▶ **Exercise instructions**: Pull out from the material below all lines with "weltweit".
---
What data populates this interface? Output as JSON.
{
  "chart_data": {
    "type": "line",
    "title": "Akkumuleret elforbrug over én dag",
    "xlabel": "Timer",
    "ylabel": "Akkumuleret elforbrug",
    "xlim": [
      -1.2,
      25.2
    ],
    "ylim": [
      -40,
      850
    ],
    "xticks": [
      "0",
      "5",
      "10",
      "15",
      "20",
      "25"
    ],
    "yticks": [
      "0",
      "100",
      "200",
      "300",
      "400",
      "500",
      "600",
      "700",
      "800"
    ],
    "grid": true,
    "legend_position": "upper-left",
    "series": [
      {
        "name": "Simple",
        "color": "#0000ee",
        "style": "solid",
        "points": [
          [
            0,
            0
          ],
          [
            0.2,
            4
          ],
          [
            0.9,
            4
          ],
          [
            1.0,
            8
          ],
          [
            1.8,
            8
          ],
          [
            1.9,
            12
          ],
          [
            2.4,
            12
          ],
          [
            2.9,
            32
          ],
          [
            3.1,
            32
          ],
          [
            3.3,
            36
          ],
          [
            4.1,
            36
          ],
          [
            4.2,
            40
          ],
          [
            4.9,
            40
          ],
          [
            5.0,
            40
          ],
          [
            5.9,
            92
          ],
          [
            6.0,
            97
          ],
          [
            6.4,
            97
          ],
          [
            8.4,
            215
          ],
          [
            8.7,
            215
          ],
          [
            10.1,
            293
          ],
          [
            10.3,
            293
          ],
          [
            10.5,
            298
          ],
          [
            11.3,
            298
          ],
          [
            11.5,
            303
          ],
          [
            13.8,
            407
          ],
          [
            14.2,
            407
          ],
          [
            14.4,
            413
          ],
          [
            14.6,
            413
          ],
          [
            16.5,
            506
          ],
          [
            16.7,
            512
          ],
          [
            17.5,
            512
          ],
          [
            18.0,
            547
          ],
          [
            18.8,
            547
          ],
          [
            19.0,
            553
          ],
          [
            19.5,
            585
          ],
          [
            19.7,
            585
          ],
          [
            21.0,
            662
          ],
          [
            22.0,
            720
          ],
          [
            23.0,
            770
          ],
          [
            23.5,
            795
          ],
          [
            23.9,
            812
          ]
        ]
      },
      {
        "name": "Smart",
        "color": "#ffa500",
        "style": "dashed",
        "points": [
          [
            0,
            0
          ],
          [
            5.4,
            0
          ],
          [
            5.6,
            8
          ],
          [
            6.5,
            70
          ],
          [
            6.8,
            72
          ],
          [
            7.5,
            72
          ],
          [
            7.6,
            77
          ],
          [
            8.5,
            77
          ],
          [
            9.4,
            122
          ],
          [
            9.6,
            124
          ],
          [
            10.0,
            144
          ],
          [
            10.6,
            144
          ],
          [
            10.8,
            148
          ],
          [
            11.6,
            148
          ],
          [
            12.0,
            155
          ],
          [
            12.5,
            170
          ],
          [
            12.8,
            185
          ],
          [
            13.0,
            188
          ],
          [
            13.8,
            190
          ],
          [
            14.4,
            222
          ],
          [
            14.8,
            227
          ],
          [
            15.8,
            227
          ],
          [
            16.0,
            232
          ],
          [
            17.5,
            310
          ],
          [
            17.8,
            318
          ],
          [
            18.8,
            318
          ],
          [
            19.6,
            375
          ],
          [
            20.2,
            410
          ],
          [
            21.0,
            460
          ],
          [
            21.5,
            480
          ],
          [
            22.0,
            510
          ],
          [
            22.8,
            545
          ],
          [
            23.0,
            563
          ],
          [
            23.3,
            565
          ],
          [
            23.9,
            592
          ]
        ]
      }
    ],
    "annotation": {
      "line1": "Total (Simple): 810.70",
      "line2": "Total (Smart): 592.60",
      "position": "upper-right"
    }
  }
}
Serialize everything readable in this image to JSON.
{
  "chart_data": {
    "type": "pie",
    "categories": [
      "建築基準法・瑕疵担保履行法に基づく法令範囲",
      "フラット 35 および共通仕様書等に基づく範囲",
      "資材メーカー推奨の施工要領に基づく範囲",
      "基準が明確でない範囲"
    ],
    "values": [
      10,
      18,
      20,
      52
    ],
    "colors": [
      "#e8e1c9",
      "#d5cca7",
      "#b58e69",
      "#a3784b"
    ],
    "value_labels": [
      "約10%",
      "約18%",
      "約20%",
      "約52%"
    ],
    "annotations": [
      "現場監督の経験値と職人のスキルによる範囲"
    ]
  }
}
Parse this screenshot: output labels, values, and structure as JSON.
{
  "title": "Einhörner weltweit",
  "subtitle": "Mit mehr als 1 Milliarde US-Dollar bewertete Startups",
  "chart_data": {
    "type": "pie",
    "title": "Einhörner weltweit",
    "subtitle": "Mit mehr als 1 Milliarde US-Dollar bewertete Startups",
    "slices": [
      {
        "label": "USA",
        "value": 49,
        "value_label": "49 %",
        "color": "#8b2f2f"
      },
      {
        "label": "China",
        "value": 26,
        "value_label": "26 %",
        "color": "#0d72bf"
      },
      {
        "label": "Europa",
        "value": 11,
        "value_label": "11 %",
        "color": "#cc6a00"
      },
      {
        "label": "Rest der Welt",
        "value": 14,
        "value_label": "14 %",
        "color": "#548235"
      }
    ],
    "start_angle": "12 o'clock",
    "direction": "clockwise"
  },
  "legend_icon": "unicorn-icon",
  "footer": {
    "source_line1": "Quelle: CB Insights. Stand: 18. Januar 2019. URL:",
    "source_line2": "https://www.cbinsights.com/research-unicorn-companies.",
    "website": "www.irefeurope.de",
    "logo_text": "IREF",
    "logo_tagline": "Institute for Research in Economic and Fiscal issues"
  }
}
---
▶ **Response**:
  "title": "Einhörner weltweit",
    "title": "Einhörner weltweit",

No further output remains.